◆ Extrait ◆

:::

À l’heure où la revitalisation des vieux mythes nationaux accompagne partout en Europe les succès électoraux de l’extrême droite, en conformité avec une conception patrimoniale de l’histoire, la publication récente des actes du colloque de novembre 2017 de la Société suisse pour l’étude du XVIIIe siècle fait œuvre d’une salubrité intellectuelle bienvenue.

En s’interrogeant sur les conditions de formation d’une conscience et d’un imaginaire nationaux en Suisse, entre Lumières et Regenerationzeit (1830–1848), les vingt et une contributions – précédées de l’avant-propos de Claire Jaquier et de l’introduction d’André Holenstein – interrogent à nouveaux frais le rapport entre la cohésion, empruntant bien souvent les chemins de l’imaginaire politique, et la réalité des forces centrifuges qui singularisent le Corps helvétique sous le signe de l’hétérogénéité.

Représentations croisées entre la Suisse et l’étranger, considérations sur l’espace helvétique politique, naturel, géographique et culturel permettent de dégager les mécanismes profonds qui aboutissent à l’invention d’une nation suisse dont aujourd’hui encore on serait bien en peine de donner une définition univoque alors que la disparité s’impose au regard. La disparité linguistique (certains lecteurs regretteront peut-être l’absence de contributions en italien) s’ajoute à la disparité confessionnelle à la faveur de laquelle Nadja Ackermann, Peter Lehmann et Nadir Weber nous rappellent à quel point l’intégration de la république de Genève à la Suisse a suscité jusqu’au bout de fortes résistances intérieures, sans oublier in fine la disparité de l’espace helvétique lui-même.

:::

◆ Données fournies ◆

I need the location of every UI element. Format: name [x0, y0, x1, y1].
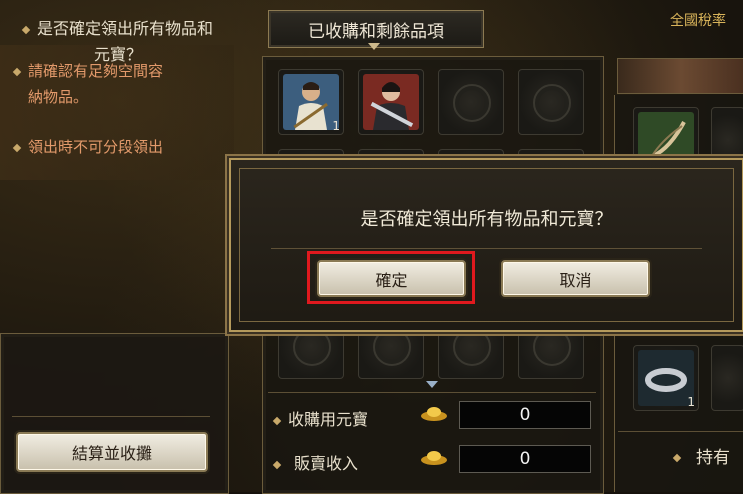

:::

◆ Consigne ◆
Actualisez le passage du compte rendu sur la nation suisse qui commence aux mots « Représentations croisées entre » et s'arrête après « l’espace helvétique lui-même. », en remplaçant « disparité » par « diversité ».

◆ Réponse attendue ◆
Représentations croisées entre la Suisse et l’étranger, considérations sur l’espace helvétique politique, naturel, géographique et culturel permettent de dégager les mécanismes profonds qui aboutissent à l’invention d’une nation suisse dont aujourd’hui encore on serait bien en peine de donner une définition univoque alors que la diversité s’impose au regard. La diversité linguistique (certains lecteurs regretteront peut-être l’absence de contributions en italien) s’ajoute à la diversité confessionnelle à la faveur de laquelle Nadja Ackermann, Peter Lehmann et Nadir Weber nous rappellent à quel point l’intégration de la république de Genève à la Suisse a suscité jusqu’au bout de fortes résistances intérieures, sans oublier in fine la diversité de l’espace helvétique lui-même.